• **DATASET ROWS**:
──────────

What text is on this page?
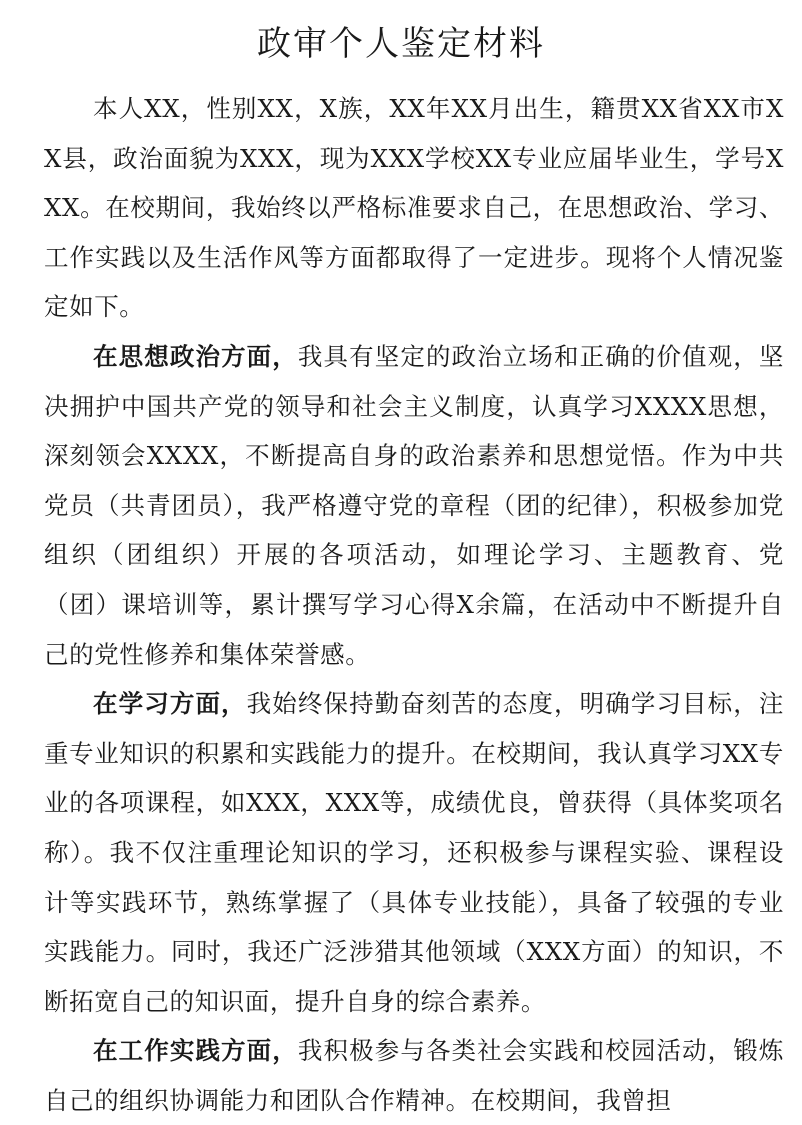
政审个人鉴定材料

本人XX，性别XX，X族，XX年XX月出生，籍贯XX省XX市XX县，政治面貌为XXX，现为XXX学校XX专业应届毕业生，学号XXX。在校期间，我始终以严格标准要求自己，在思想政治、学习、工作实践以及生活作风等方面都取得了一定进步。现将个人情况鉴定如下。

在思想政治方面，我具有坚定的政治立场和正确的价值观，坚决拥护中国共产党的领导和社会主义制度，认真学习XXXX思想，深刻领会XXXX，不断提高自身的政治素养和思想觉悟。作为中共党员（共青团员），我严格遵守党的章程（团的纪律），积极参加党组织（团组织）开展的各项活动，如理论学习、主题教育、党（团）课培训等，累计撰写学习心得X余篇，在活动中不断提升自己的党性修养和集体荣誉感。

在学习方面，我始终保持勤奋刻苦的态度，明确学习目标，注重专业知识的积累和实践能力的提升。在校期间，我认真学习XX专业的各项课程，如XXX，XXX等，成绩优良，曾获得（具体奖项名称）。我不仅注重理论知识的学习，还积极参与课程实验、课程设计等实践环节，熟练掌握了（具体专业技能），具备了较强的专业实践能力。同时，我还广泛涉猎其他领域（XXX方面）的知识，不断拓宽自己的知识面，提升自身的综合素养。

在工作实践方面，我积极参与各类社会实践和校园活动，锻炼自己的组织协调能力和团队合作精神。在校期间，我曾担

──────────

• **TASK DESCRIPTION**: Excluding the pictures, restate the records above word for word.

• **ANSWER TO THIS TASK**:
What text is on this page?
政审个人鉴定材料

本人XX，性别XX，X族，XX年XX月出生，籍贯XX省XX市XX县，政治面貌为XXX，现为XXX学校XX专业应届毕业生，学号XXX。在校期间，我始终以严格标准要求自己，在思想政治、学习、工作实践以及生活作风等方面都取得了一定进步。现将个人情况鉴定如下。

在思想政治方面，我具有坚定的政治立场和正确的价值观，坚决拥护中国共产党的领导和社会主义制度，认真学习XXXX思想，深刻领会XXXX，不断提高自身的政治素养和思想觉悟。作为中共党员（共青团员），我严格遵守党的章程（团的纪律），积极参加党组织（团组织）开展的各项活动，如理论学习、主题教育、党（团）课培训等，累计撰写学习心得X余篇，在活动中不断提升自己的党性修养和集体荣誉感。

在学习方面，我始终保持勤奋刻苦的态度，明确学习目标，注重专业知识的积累和实践能力的提升。在校期间，我认真学习XX专业的各项课程，如XXX，XXX等，成绩优良，曾获得（具体奖项名称）。我不仅注重理论知识的学习，还积极参与课程实验、课程设计等实践环节，熟练掌握了（具体专业技能），具备了较强的专业实践能力。同时，我还广泛涉猎其他领域（XXX方面）的知识，不断拓宽自己的知识面，提升自身的综合素养。

在工作实践方面，我积极参与各类社会实践和校园活动，锻炼自己的组织协调能力和团队合作精神。在校期间，我曾担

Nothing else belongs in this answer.